** START RECORDED DATA **

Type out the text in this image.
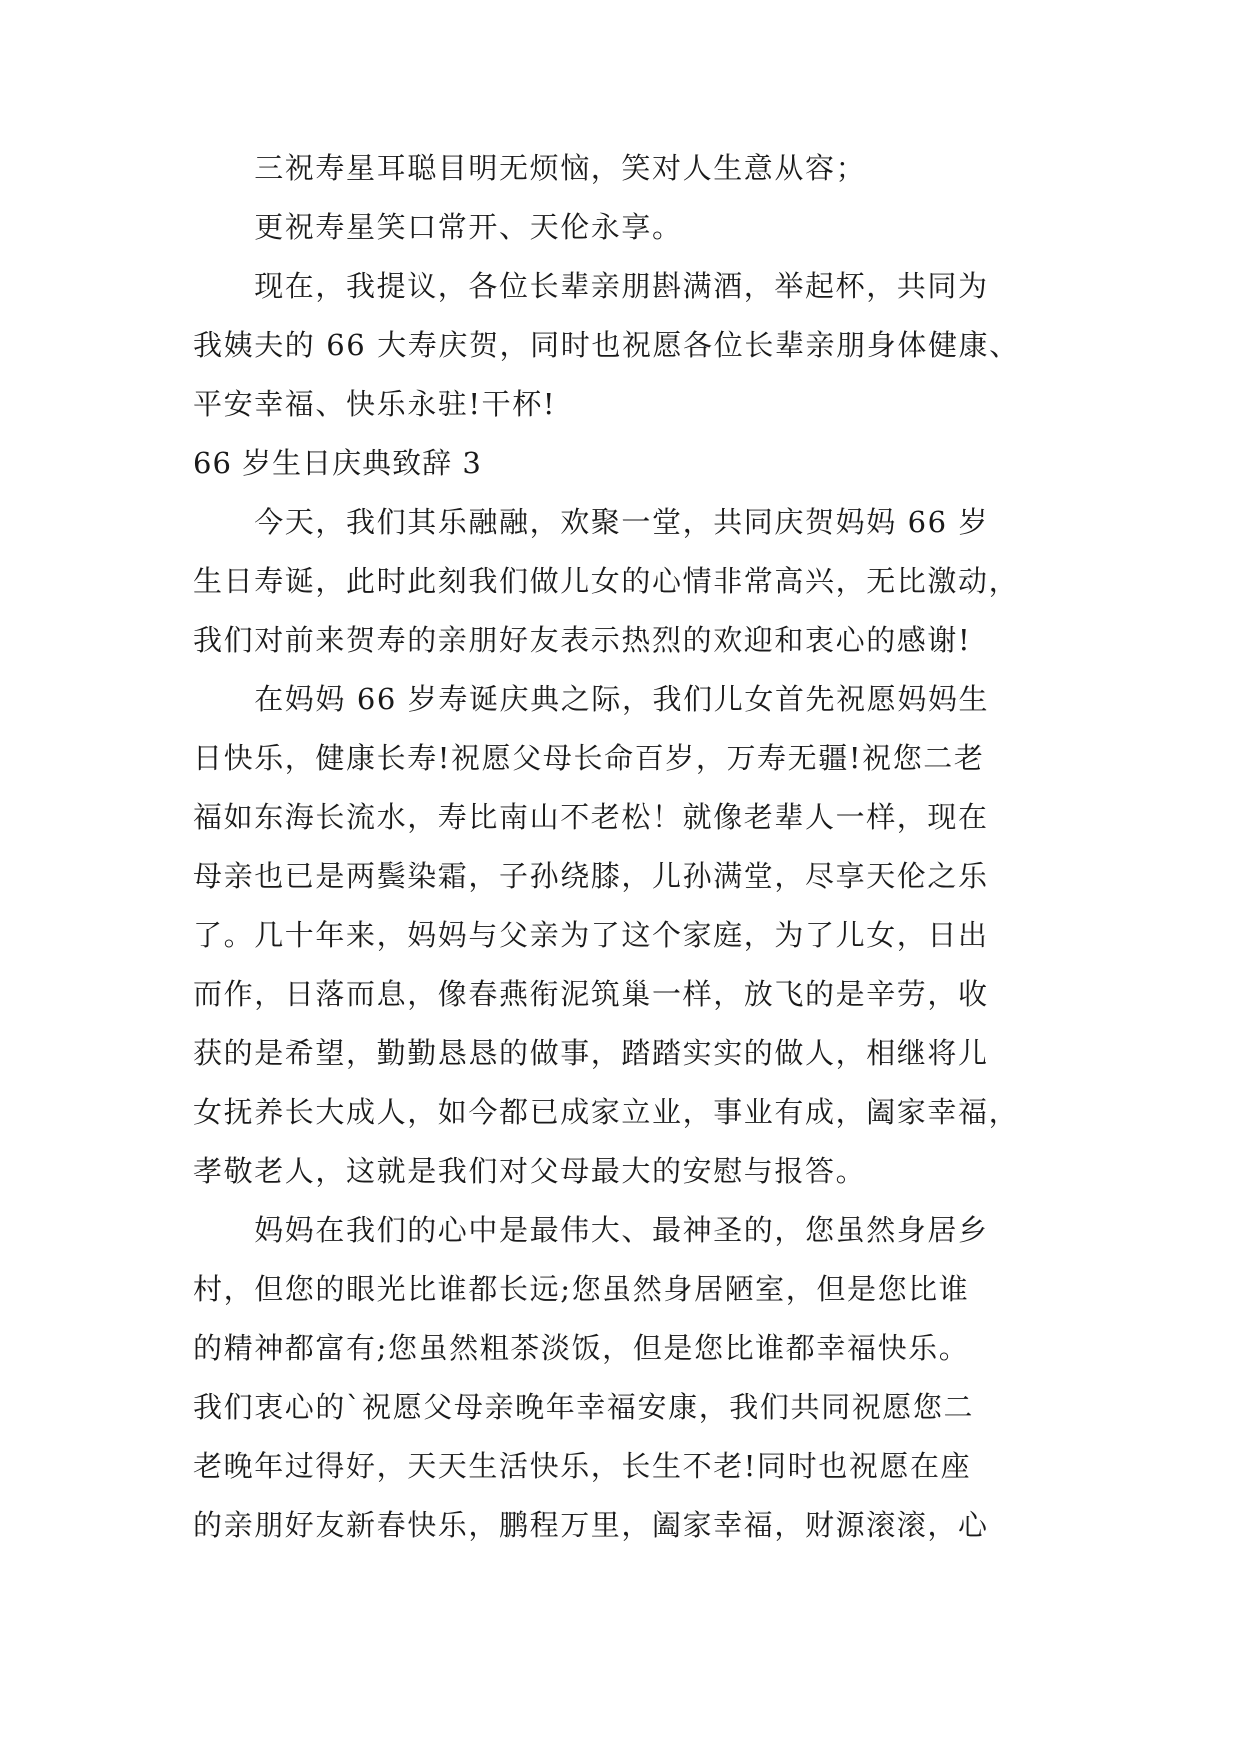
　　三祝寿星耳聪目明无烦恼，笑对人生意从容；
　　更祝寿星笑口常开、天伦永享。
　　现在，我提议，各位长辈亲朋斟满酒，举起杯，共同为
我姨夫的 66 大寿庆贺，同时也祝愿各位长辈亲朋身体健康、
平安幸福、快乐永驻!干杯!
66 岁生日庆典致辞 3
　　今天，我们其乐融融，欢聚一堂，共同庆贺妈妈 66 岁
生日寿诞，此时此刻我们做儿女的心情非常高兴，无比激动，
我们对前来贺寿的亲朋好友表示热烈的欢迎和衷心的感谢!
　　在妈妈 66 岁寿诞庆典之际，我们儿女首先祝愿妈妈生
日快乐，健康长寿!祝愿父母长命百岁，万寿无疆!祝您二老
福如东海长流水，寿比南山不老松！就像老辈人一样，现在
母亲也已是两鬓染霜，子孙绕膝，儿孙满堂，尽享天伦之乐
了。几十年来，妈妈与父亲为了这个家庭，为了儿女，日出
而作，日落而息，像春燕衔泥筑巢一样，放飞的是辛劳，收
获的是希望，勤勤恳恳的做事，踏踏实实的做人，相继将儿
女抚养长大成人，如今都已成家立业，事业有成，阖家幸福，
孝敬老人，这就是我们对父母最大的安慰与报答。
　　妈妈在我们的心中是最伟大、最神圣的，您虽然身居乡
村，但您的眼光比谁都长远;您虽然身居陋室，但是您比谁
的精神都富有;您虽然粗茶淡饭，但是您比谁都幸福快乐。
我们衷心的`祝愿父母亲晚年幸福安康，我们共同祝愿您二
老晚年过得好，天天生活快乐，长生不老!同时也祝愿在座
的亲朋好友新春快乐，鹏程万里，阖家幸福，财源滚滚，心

** END RECORDED DATA **
** START RECORDED DATA **

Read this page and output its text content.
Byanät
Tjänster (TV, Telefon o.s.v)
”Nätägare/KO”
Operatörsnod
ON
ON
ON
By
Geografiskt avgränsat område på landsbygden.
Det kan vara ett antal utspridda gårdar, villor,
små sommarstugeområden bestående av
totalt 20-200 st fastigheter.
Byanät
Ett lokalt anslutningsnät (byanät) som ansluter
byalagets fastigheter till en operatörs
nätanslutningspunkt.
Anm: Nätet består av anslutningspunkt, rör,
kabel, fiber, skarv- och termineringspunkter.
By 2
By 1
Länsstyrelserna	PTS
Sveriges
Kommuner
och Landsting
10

** END RECORDED DATA **

Make a list of all lines in the data that contain "this".

Type out the text in this image.
Read this page and output its text content.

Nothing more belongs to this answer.